In the entries below, find the lines with the word "заболевания" and copy them.

[Items from a figure collection]
# # #

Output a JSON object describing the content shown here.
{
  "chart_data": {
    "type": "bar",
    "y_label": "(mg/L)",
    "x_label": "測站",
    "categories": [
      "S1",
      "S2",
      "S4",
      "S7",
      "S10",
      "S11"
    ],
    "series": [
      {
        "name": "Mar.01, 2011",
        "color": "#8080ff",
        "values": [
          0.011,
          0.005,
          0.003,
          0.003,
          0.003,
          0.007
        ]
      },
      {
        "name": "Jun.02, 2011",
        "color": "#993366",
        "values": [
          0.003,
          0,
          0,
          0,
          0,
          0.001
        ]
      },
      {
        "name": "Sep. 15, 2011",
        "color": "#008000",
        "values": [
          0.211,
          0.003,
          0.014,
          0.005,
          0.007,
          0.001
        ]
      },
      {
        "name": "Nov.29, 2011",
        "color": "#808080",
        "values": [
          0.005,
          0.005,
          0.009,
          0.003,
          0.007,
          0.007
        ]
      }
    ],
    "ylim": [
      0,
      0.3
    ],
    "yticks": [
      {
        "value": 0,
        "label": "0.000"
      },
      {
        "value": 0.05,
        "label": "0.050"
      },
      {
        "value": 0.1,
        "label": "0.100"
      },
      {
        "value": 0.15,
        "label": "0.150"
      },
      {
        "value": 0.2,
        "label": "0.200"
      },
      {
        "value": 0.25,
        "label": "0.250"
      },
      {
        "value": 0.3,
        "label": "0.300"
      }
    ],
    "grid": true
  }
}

# # #

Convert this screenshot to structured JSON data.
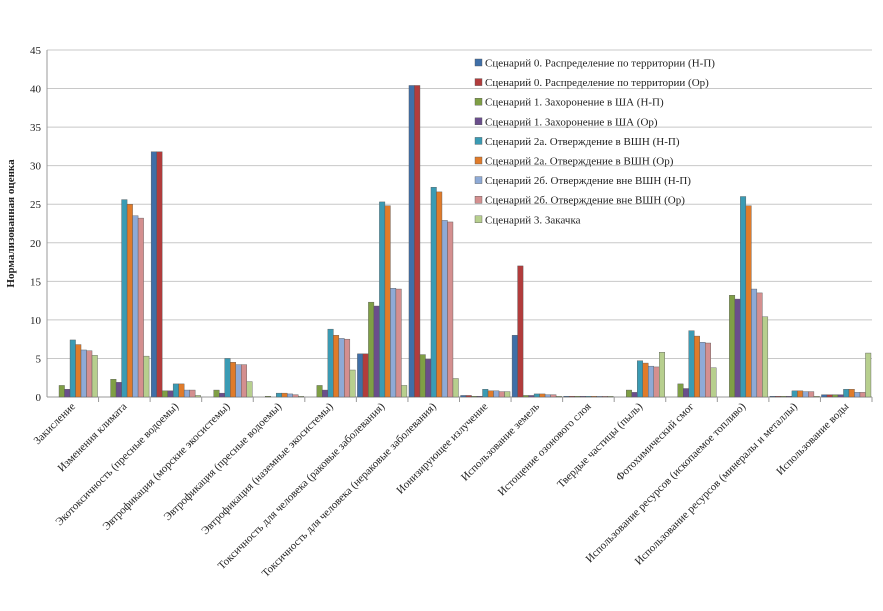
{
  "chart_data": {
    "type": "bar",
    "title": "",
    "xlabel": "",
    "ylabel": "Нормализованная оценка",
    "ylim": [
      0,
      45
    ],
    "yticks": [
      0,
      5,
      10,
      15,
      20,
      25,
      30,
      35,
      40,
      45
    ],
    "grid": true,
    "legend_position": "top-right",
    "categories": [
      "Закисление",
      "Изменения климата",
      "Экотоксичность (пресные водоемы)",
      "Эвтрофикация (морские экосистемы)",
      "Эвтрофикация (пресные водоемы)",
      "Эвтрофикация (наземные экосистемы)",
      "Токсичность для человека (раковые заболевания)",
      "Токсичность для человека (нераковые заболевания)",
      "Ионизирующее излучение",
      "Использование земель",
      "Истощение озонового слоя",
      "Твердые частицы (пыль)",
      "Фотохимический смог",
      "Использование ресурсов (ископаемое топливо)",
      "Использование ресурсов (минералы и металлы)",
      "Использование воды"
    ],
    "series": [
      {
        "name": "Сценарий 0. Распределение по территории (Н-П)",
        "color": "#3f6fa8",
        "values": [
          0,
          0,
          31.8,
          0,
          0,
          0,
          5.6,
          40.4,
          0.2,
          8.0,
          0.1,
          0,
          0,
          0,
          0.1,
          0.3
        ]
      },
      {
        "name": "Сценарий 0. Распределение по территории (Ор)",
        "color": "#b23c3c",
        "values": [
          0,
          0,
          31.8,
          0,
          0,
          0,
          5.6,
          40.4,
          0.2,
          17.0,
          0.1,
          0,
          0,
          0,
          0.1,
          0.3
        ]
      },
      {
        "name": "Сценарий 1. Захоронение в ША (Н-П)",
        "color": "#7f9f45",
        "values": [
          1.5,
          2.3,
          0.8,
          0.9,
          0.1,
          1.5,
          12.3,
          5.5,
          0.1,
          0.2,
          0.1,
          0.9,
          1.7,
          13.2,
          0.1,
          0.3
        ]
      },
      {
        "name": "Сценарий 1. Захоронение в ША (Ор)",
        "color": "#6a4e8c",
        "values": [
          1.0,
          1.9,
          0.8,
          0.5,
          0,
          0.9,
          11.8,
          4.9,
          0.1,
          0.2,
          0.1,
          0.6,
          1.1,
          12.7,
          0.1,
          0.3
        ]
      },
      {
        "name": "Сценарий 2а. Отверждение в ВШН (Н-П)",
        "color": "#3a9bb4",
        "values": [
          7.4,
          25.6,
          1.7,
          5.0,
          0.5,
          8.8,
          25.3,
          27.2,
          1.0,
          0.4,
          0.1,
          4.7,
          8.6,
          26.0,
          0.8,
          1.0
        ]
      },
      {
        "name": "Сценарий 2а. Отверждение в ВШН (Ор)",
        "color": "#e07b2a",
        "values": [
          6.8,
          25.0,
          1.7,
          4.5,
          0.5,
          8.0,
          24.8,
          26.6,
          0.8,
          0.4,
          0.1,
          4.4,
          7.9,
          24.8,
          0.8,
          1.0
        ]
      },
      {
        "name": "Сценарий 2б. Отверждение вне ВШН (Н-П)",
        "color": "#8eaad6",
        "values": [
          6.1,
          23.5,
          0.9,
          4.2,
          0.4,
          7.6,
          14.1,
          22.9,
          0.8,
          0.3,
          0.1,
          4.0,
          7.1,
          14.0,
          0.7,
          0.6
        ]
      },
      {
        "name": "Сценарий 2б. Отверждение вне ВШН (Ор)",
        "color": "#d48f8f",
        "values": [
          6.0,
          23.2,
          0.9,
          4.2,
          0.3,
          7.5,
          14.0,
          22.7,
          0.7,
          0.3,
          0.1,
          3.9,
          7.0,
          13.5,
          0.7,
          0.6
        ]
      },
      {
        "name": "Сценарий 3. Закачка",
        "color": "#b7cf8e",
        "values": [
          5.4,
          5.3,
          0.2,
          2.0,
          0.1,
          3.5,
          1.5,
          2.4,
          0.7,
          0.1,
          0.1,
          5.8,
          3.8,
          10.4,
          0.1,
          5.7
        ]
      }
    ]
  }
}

# # #

Result of the exercise:
      "Токсичность для человека (раковые заболевания)",
      "Токсичность для человека (нераковые заболевания)",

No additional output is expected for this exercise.